*EXERCISE INSTRUCTIONS*
Copy the data word for word, keeping every line.

* * * * * * *

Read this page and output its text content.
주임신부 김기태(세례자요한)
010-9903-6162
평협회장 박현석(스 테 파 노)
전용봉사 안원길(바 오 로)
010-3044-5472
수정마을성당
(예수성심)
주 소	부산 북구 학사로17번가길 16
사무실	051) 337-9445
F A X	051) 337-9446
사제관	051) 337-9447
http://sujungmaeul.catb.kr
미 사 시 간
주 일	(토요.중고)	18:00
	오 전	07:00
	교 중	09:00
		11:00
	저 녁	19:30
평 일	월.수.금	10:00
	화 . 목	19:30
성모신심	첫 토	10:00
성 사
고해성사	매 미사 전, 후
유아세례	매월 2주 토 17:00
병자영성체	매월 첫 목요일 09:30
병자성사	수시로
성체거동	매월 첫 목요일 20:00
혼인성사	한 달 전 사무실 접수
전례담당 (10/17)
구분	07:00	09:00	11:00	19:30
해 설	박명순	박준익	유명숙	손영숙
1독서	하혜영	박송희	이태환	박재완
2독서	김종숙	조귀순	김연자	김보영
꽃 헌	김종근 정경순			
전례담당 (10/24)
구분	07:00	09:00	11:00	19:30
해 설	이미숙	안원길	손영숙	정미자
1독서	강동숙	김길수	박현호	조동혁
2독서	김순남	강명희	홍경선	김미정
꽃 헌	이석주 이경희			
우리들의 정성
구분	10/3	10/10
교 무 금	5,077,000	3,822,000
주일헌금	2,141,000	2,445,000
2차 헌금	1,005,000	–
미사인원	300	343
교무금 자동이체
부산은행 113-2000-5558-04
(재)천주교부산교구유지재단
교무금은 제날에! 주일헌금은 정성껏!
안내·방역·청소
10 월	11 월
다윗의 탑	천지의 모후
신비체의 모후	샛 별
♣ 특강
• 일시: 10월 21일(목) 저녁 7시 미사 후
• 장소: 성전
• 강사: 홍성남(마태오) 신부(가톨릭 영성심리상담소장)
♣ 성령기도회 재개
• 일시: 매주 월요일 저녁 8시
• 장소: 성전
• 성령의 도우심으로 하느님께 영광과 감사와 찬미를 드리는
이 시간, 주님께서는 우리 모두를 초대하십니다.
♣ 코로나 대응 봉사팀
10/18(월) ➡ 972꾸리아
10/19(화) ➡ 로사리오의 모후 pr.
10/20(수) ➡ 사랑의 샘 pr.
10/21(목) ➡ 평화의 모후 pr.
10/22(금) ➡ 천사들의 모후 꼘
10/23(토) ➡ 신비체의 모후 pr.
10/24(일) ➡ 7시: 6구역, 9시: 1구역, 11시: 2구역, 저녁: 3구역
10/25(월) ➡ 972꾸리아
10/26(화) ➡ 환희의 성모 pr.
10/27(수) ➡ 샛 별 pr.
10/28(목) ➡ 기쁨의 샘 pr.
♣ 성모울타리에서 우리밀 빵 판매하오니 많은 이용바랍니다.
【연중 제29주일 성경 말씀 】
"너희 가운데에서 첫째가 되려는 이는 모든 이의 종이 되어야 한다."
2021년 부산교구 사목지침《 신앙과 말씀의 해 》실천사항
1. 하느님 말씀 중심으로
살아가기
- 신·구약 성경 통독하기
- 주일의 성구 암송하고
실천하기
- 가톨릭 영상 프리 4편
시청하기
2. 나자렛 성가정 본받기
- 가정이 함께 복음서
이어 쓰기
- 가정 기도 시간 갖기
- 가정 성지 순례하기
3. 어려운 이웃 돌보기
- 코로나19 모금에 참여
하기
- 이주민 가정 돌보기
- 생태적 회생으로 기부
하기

* * * * * * *

*ANSWER BELOW*
Read this page and output its text content.
주임신부 김기태(세례자요한)
010-9903-6162
평협회장 박현석(스 테 파 노)
전용봉사 안원길(바 오 로)
010-3044-5472
수정마을성당
(예수성심)
주 소	부산 북구 학사로17번가길 16
사무실	051) 337-9445
F A X	051) 337-9446
사제관	051) 337-9447
http://sujungmaeul.catb.kr
미 사 시 간
주 일	(토요.중고)	18:00
	오 전	07:00
	교 중	09:00
		11:00
	저 녁	19:30
평 일	월.수.금	10:00
	화 . 목	19:30
성모신심	첫 토	10:00
성 사
고해성사	매 미사 전, 후
유아세례	매월 2주 토 17:00
병자영성체	매월 첫 목요일 09:30
병자성사	수시로
성체거동	매월 첫 목요일 20:00
혼인성사	한 달 전 사무실 접수
전례담당 (10/17)
구분	07:00	09:00	11:00	19:30
해 설	박명순	박준익	유명숙	손영숙
1독서	하혜영	박송희	이태환	박재완
2독서	김종숙	조귀순	김연자	김보영
꽃 헌	김종근 정경순			
전례담당 (10/24)
구분	07:00	09:00	11:00	19:30
해 설	이미숙	안원길	손영숙	정미자
1독서	강동숙	김길수	박현호	조동혁
2독서	김순남	강명희	홍경선	김미정
꽃 헌	이석주 이경희			
우리들의 정성
구분	10/3	10/10
교 무 금	5,077,000	3,822,000
주일헌금	2,141,000	2,445,000
2차 헌금	1,005,000	–
미사인원	300	343
교무금 자동이체
부산은행 113-2000-5558-04
(재)천주교부산교구유지재단
교무금은 제날에! 주일헌금은 정성껏!
안내·방역·청소
10 월	11 월
다윗의 탑	천지의 모후
신비체의 모후	샛 별
♣ 특강
• 일시: 10월 21일(목) 저녁 7시 미사 후
• 장소: 성전
• 강사: 홍성남(마태오) 신부(가톨릭 영성심리상담소장)
♣ 성령기도회 재개
• 일시: 매주 월요일 저녁 8시
• 장소: 성전
• 성령의 도우심으로 하느님께 영광과 감사와 찬미를 드리는
이 시간, 주님께서는 우리 모두를 초대하십니다.
♣ 코로나 대응 봉사팀
10/18(월) ➡ 972꾸리아
10/19(화) ➡ 로사리오의 모후 pr.
10/20(수) ➡ 사랑의 샘 pr.
10/21(목) ➡ 평화의 모후 pr.
10/22(금) ➡ 천사들의 모후 꼘
10/23(토) ➡ 신비체의 모후 pr.
10/24(일) ➡ 7시: 6구역, 9시: 1구역, 11시: 2구역, 저녁: 3구역
10/25(월) ➡ 972꾸리아
10/26(화) ➡ 환희의 성모 pr.
10/27(수) ➡ 샛 별 pr.
10/28(목) ➡ 기쁨의 샘 pr.
♣ 성모울타리에서 우리밀 빵 판매하오니 많은 이용바랍니다.
【연중 제29주일 성경 말씀 】
"너희 가운데에서 첫째가 되려는 이는 모든 이의 종이 되어야 한다."
2021년 부산교구 사목지침《 신앙과 말씀의 해 》실천사항
1. 하느님 말씀 중심으로
살아가기
- 신·구약 성경 통독하기
- 주일의 성구 암송하고
실천하기
- 가톨릭 영상 프리 4편
시청하기
2. 나자렛 성가정 본받기
- 가정이 함께 복음서
이어 쓰기
- 가정 기도 시간 갖기
- 가정 성지 순례하기
3. 어려운 이웃 돌보기
- 코로나19 모금에 참여
하기
- 이주민 가정 돌보기
- 생태적 회생으로 기부
하기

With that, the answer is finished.